[Start RECORDS SUPPLIED]

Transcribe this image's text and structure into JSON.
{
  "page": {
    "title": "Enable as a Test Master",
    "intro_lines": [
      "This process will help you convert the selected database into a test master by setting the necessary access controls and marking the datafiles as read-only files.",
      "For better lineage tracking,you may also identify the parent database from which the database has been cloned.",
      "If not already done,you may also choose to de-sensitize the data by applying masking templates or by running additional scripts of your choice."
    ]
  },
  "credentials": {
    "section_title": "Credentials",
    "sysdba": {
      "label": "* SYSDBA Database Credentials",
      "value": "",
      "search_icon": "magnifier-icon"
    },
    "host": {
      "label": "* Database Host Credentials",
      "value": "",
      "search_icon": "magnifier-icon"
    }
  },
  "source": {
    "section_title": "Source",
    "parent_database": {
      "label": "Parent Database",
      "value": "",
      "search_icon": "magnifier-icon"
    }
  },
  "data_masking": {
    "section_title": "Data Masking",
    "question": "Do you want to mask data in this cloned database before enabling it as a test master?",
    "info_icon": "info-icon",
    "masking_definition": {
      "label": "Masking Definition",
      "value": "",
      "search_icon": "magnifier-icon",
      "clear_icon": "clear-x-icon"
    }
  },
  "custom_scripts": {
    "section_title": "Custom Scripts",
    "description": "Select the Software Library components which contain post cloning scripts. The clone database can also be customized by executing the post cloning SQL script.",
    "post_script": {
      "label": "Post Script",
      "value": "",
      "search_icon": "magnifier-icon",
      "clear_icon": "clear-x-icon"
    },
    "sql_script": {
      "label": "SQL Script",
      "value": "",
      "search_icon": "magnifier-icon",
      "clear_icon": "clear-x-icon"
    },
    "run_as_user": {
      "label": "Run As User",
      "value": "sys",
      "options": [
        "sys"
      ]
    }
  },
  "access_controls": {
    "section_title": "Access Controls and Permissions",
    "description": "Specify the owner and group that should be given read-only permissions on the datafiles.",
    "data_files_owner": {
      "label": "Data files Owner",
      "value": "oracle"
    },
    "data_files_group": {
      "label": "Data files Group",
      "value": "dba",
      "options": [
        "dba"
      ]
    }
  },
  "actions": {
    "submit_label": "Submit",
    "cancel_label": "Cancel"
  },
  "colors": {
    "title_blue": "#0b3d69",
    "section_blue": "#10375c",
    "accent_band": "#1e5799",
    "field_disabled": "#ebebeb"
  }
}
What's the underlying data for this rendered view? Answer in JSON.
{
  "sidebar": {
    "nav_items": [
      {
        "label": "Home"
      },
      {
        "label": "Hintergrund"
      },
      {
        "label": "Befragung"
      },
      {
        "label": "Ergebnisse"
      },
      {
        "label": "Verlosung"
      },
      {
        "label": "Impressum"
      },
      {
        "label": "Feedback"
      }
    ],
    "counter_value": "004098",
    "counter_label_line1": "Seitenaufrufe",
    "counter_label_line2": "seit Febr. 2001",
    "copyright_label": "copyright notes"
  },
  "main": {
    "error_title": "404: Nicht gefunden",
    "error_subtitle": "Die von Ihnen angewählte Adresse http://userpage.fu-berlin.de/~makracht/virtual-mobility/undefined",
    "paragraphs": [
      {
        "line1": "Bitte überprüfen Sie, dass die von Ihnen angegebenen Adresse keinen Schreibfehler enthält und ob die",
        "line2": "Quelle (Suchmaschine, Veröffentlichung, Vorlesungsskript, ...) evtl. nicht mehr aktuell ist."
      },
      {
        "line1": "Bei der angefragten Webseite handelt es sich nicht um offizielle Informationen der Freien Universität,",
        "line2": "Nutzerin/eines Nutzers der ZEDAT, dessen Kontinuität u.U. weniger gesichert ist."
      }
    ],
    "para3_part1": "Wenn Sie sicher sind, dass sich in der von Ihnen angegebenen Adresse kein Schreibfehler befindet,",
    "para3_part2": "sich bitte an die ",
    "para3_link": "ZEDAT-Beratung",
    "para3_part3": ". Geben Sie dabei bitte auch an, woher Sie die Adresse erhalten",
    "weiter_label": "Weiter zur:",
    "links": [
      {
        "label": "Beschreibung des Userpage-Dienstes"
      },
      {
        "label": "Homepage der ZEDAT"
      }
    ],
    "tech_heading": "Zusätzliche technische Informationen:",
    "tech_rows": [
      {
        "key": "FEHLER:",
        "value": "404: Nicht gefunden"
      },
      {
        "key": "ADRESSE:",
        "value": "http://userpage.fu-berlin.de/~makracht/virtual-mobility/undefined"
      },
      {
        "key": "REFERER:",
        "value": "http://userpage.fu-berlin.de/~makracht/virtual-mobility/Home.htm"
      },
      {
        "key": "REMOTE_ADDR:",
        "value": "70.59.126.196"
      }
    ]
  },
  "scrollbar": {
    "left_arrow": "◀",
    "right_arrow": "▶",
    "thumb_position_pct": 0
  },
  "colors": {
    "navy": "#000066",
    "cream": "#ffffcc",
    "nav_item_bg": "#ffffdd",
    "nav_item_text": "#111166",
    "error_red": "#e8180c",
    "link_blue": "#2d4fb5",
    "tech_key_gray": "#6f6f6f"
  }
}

[End RECORDS SUPPLIED]

Look through the data above. Copy every line with the string "virtual" in it.

> _TASK ANSWER_
    "error_subtitle": "Die von Ihnen angewählte Adresse http://userpage.fu-berlin.de/~makracht/virtual-mobility/undefined",
        "value": "http://userpage.fu-berlin.de/~makracht/virtual-mobility/undefined"
        "value": "http://userpage.fu-berlin.de/~makracht/virtual-mobility/Home.htm"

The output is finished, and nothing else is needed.